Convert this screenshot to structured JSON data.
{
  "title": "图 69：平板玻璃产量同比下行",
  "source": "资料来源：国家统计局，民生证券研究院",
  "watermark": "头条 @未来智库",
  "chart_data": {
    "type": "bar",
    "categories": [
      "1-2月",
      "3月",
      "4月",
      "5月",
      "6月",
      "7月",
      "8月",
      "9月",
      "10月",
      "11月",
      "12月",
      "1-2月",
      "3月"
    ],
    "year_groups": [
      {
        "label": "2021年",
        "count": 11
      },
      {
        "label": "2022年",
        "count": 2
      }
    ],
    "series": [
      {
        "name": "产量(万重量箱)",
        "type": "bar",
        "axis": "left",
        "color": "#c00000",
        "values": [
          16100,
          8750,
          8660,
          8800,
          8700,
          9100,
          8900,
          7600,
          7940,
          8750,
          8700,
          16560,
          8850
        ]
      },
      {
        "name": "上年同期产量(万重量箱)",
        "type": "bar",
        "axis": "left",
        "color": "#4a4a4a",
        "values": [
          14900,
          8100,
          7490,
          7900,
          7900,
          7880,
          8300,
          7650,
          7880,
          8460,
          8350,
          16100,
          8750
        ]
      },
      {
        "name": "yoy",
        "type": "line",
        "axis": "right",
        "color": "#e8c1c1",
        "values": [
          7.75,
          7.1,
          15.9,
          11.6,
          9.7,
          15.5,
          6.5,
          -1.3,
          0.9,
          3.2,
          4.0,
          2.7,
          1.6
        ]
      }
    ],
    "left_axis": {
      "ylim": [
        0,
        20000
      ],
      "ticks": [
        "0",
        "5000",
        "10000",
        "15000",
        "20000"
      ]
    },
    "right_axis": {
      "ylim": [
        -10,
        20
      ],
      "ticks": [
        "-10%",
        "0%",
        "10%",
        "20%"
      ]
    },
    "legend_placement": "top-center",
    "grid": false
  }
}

**********

= Required task =
Make an exact copy of every entry.

= Answer to the exercise =
Convert this screenshot to structured JSON data.
{
  "title": "图 69：平板玻璃产量同比下行",
  "source": "资料来源：国家统计局，民生证券研究院",
  "watermark": "头条 @未来智库",
  "chart_data": {
    "type": "bar",
    "categories": [
      "1-2月",
      "3月",
      "4月",
      "5月",
      "6月",
      "7月",
      "8月",
      "9月",
      "10月",
      "11月",
      "12月",
      "1-2月",
      "3月"
    ],
    "year_groups": [
      {
        "label": "2021年",
        "count": 11
      },
      {
        "label": "2022年",
        "count": 2
      }
    ],
    "series": [
      {
        "name": "产量(万重量箱)",
        "type": "bar",
        "axis": "left",
        "color": "#c00000",
        "values": [
          16100,
          8750,
          8660,
          8800,
          8700,
          9100,
          8900,
          7600,
          7940,
          8750,
          8700,
          16560,
          8850
        ]
      },
      {
        "name": "上年同期产量(万重量箱)",
        "type": "bar",
        "axis": "left",
        "color": "#4a4a4a",
        "values": [
          14900,
          8100,
          7490,
          7900,
          7900,
          7880,
          8300,
          7650,
          7880,
          8460,
          8350,
          16100,
          8750
        ]
      },
      {
        "name": "yoy",
        "type": "line",
        "axis": "right",
        "color": "#e8c1c1",
        "values": [
          7.75,
          7.1,
          15.9,
          11.6,
          9.7,
          15.5,
          6.5,
          -1.3,
          0.9,
          3.2,
          4.0,
          2.7,
          1.6
        ]
      }
    ],
    "left_axis": {
      "ylim": [
        0,
        20000
      ],
      "ticks": [
        "0",
        "5000",
        "10000",
        "15000",
        "20000"
      ]
    },
    "right_axis": {
      "ylim": [
        -10,
        20
      ],
      "ticks": [
        "-10%",
        "0%",
        "10%",
        "20%"
      ]
    },
    "legend_placement": "top-center",
    "grid": false
  }
}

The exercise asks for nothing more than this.